Dataset records:
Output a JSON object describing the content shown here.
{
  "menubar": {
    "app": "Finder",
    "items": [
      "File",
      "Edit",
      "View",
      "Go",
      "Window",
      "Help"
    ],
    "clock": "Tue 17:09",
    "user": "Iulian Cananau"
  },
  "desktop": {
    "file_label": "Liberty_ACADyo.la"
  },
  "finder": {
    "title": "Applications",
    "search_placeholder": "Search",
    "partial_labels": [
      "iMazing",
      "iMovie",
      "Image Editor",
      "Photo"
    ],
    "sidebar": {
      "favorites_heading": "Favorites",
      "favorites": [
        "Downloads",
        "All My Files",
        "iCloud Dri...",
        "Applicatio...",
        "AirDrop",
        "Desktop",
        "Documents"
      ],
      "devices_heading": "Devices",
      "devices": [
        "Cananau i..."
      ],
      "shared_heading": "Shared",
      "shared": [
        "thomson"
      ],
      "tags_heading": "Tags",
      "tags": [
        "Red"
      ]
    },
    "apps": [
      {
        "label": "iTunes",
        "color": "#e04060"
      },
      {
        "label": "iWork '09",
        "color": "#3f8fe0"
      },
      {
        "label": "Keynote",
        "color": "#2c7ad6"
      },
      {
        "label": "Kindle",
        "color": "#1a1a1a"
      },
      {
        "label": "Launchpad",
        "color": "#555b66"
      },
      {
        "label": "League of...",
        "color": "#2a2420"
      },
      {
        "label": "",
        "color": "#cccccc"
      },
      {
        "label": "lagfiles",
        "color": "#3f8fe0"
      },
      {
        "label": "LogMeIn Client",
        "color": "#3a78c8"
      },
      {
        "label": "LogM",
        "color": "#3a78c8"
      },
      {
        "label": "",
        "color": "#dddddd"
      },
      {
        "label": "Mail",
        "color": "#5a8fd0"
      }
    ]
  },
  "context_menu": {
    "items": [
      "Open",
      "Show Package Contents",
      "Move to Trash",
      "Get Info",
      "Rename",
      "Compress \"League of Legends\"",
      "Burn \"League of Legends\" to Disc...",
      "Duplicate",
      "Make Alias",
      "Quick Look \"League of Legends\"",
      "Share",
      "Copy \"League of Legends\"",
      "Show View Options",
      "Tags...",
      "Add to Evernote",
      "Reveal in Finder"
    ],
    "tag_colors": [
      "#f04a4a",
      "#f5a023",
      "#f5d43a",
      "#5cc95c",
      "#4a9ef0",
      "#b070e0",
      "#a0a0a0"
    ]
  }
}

= BRIEF =
In this exercise, repeat all entries exactly.

= OUTPUT BELOW =
Output a JSON object describing the content shown here.
{
  "menubar": {
    "app": "Finder",
    "items": [
      "File",
      "Edit",
      "View",
      "Go",
      "Window",
      "Help"
    ],
    "clock": "Tue 17:09",
    "user": "Iulian Cananau"
  },
  "desktop": {
    "file_label": "Liberty_ACADyo.la"
  },
  "finder": {
    "title": "Applications",
    "search_placeholder": "Search",
    "partial_labels": [
      "iMazing",
      "iMovie",
      "Image Editor",
      "Photo"
    ],
    "sidebar": {
      "favorites_heading": "Favorites",
      "favorites": [
        "Downloads",
        "All My Files",
        "iCloud Dri...",
        "Applicatio...",
        "AirDrop",
        "Desktop",
        "Documents"
      ],
      "devices_heading": "Devices",
      "devices": [
        "Cananau i..."
      ],
      "shared_heading": "Shared",
      "shared": [
        "thomson"
      ],
      "tags_heading": "Tags",
      "tags": [
        "Red"
      ]
    },
    "apps": [
      {
        "label": "iTunes",
        "color": "#e04060"
      },
      {
        "label": "iWork '09",
        "color": "#3f8fe0"
      },
      {
        "label": "Keynote",
        "color": "#2c7ad6"
      },
      {
        "label": "Kindle",
        "color": "#1a1a1a"
      },
      {
        "label": "Launchpad",
        "color": "#555b66"
      },
      {
        "label": "League of...",
        "color": "#2a2420"
      },
      {
        "label": "",
        "color": "#cccccc"
      },
      {
        "label": "lagfiles",
        "color": "#3f8fe0"
      },
      {
        "label": "LogMeIn Client",
        "color": "#3a78c8"
      },
      {
        "label": "LogM",
        "color": "#3a78c8"
      },
      {
        "label": "",
        "color": "#dddddd"
      },
      {
        "label": "Mail",
        "color": "#5a8fd0"
      }
    ]
  },
  "context_menu": {
    "items": [
      "Open",
      "Show Package Contents",
      "Move to Trash",
      "Get Info",
      "Rename",
      "Compress \"League of Legends\"",
      "Burn \"League of Legends\" to Disc...",
      "Duplicate",
      "Make Alias",
      "Quick Look \"League of Legends\"",
      "Share",
      "Copy \"League of Legends\"",
      "Show View Options",
      "Tags...",
      "Add to Evernote",
      "Reveal in Finder"
    ],
    "tag_colors": [
      "#f04a4a",
      "#f5a023",
      "#f5d43a",
      "#5cc95c",
      "#4a9ef0",
      "#b070e0",
      "#a0a0a0"
    ]
  }
}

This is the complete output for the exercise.